Every entry should be repeated exactly. Omit the pictures.

[Entries from a visual dataset]
★ ★ ★

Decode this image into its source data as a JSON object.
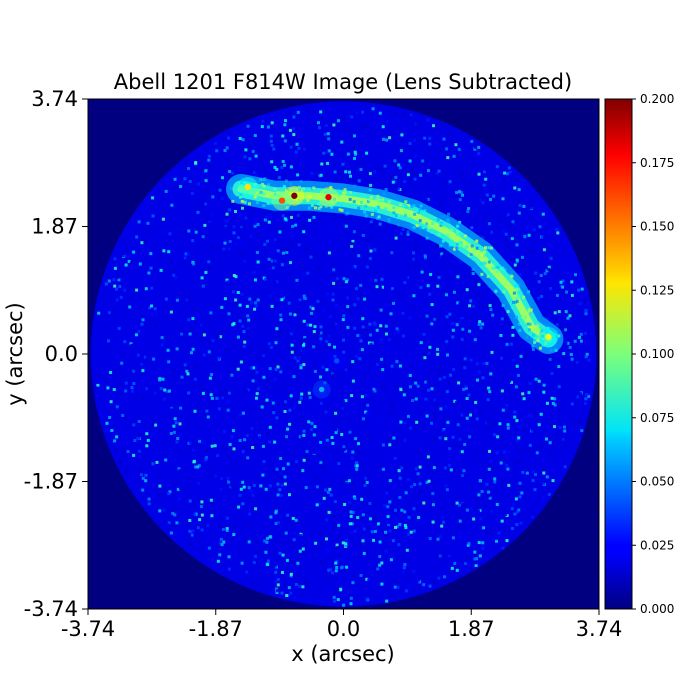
{
  "chart_data": {
    "type": "heatmap",
    "title": "Abell 1201 F814W Image (Lens Subtracted)",
    "xlabel": "x (arcsec)",
    "ylabel": "y (arcsec)",
    "xlim": [
      -3.74,
      3.74
    ],
    "ylim": [
      -3.74,
      3.74
    ],
    "x_ticks": [
      -3.74,
      -1.87,
      0.0,
      1.87,
      3.74
    ],
    "y_ticks": [
      -3.74,
      -1.87,
      0.0,
      1.87,
      3.74
    ],
    "x_tick_labels": [
      "-3.74",
      "-1.87",
      "0.0",
      "1.87",
      "3.74"
    ],
    "y_tick_labels": [
      "-3.74",
      "-1.87",
      "0.0",
      "1.87",
      "3.74"
    ],
    "colormap": "jet",
    "colorbar": {
      "min": 0.0,
      "max": 0.2,
      "ticks": [
        0.0,
        0.025,
        0.05,
        0.075,
        0.1,
        0.125,
        0.15,
        0.175,
        0.2
      ],
      "tick_labels": [
        "0.000",
        "0.025",
        "0.050",
        "0.075",
        "0.100",
        "0.125",
        "0.150",
        "0.175",
        "0.200"
      ]
    },
    "mask": {
      "shape": "circle",
      "center": [
        0.0,
        0.0
      ],
      "radius_arcsec": 3.7
    },
    "features": [
      {
        "kind": "arc",
        "path": [
          [
            -1.5,
            2.42
          ],
          [
            -1.0,
            2.32
          ],
          [
            -0.5,
            2.32
          ],
          [
            0.0,
            2.28
          ],
          [
            0.5,
            2.2
          ],
          [
            1.0,
            2.05
          ],
          [
            1.5,
            1.8
          ],
          [
            2.0,
            1.45
          ],
          [
            2.45,
            0.95
          ],
          [
            2.75,
            0.4
          ],
          [
            3.0,
            0.22
          ]
        ],
        "peak": 0.12
      },
      {
        "kind": "knot",
        "x": -0.72,
        "y": 2.32,
        "value": 0.2
      },
      {
        "kind": "knot",
        "x": -0.22,
        "y": 2.3,
        "value": 0.18
      },
      {
        "kind": "knot",
        "x": -0.9,
        "y": 2.25,
        "value": 0.16
      },
      {
        "kind": "knot",
        "x": -1.4,
        "y": 2.45,
        "value": 0.13
      },
      {
        "kind": "knot",
        "x": 3.0,
        "y": 0.25,
        "value": 0.12
      },
      {
        "kind": "knot",
        "x": -0.32,
        "y": -0.52,
        "value": 0.06
      },
      {
        "kind": "knot",
        "x": -0.1,
        "y": -0.1,
        "value": 0.04
      }
    ]
  }
}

★ ★ ★

Written reply:
Decode this image into its source data as a JSON object.
{
  "chart_data": {
    "type": "heatmap",
    "title": "Abell 1201 F814W Image (Lens Subtracted)",
    "xlabel": "x (arcsec)",
    "ylabel": "y (arcsec)",
    "xlim": [
      -3.74,
      3.74
    ],
    "ylim": [
      -3.74,
      3.74
    ],
    "x_ticks": [
      -3.74,
      -1.87,
      0.0,
      1.87,
      3.74
    ],
    "y_ticks": [
      -3.74,
      -1.87,
      0.0,
      1.87,
      3.74
    ],
    "x_tick_labels": [
      "-3.74",
      "-1.87",
      "0.0",
      "1.87",
      "3.74"
    ],
    "y_tick_labels": [
      "-3.74",
      "-1.87",
      "0.0",
      "1.87",
      "3.74"
    ],
    "colormap": "jet",
    "colorbar": {
      "min": 0.0,
      "max": 0.2,
      "ticks": [
        0.0,
        0.025,
        0.05,
        0.075,
        0.1,
        0.125,
        0.15,
        0.175,
        0.2
      ],
      "tick_labels": [
        "0.000",
        "0.025",
        "0.050",
        "0.075",
        "0.100",
        "0.125",
        "0.150",
        "0.175",
        "0.200"
      ]
    },
    "mask": {
      "shape": "circle",
      "center": [
        0.0,
        0.0
      ],
      "radius_arcsec": 3.7
    },
    "features": [
      {
        "kind": "arc",
        "path": [
          [
            -1.5,
            2.42
          ],
          [
            -1.0,
            2.32
          ],
          [
            -0.5,
            2.32
          ],
          [
            0.0,
            2.28
          ],
          [
            0.5,
            2.2
          ],
          [
            1.0,
            2.05
          ],
          [
            1.5,
            1.8
          ],
          [
            2.0,
            1.45
          ],
          [
            2.45,
            0.95
          ],
          [
            2.75,
            0.4
          ],
          [
            3.0,
            0.22
          ]
        ],
        "peak": 0.12
      },
      {
        "kind": "knot",
        "x": -0.72,
        "y": 2.32,
        "value": 0.2
      },
      {
        "kind": "knot",
        "x": -0.22,
        "y": 2.3,
        "value": 0.18
      },
      {
        "kind": "knot",
        "x": -0.9,
        "y": 2.25,
        "value": 0.16
      },
      {
        "kind": "knot",
        "x": -1.4,
        "y": 2.45,
        "value": 0.13
      },
      {
        "kind": "knot",
        "x": 3.0,
        "y": 0.25,
        "value": 0.12
      },
      {
        "kind": "knot",
        "x": -0.32,
        "y": -0.52,
        "value": 0.06
      },
      {
        "kind": "knot",
        "x": -0.1,
        "y": -0.1,
        "value": 0.04
      }
    ]
  }
}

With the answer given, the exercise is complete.